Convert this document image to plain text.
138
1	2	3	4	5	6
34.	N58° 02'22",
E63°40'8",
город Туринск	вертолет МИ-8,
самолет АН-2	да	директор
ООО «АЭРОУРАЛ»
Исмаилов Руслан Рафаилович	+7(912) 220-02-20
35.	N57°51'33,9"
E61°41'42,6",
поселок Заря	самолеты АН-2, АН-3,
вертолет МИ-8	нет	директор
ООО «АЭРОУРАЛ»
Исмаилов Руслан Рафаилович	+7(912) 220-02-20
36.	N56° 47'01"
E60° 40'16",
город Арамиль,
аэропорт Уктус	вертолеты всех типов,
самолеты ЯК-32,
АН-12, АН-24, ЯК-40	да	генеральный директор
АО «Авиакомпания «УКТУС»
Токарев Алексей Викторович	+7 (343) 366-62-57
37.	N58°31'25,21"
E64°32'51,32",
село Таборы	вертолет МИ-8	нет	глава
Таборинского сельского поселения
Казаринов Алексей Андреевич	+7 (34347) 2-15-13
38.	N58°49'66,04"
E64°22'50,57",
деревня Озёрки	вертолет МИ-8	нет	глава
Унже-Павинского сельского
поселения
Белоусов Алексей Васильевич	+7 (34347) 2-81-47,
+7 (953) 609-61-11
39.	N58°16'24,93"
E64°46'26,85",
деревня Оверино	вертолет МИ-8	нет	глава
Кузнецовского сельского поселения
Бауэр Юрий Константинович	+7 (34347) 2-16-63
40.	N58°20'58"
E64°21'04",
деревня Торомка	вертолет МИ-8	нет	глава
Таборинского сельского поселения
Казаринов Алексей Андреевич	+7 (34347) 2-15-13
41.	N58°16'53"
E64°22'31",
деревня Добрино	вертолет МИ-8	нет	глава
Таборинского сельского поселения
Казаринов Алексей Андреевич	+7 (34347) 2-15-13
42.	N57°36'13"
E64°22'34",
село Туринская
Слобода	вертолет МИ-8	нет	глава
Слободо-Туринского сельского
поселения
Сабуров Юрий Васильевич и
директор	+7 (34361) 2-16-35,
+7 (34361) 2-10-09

○ ○ ○ ○ ○

Reply with only the number of lines in the entries that contain the word "город".

2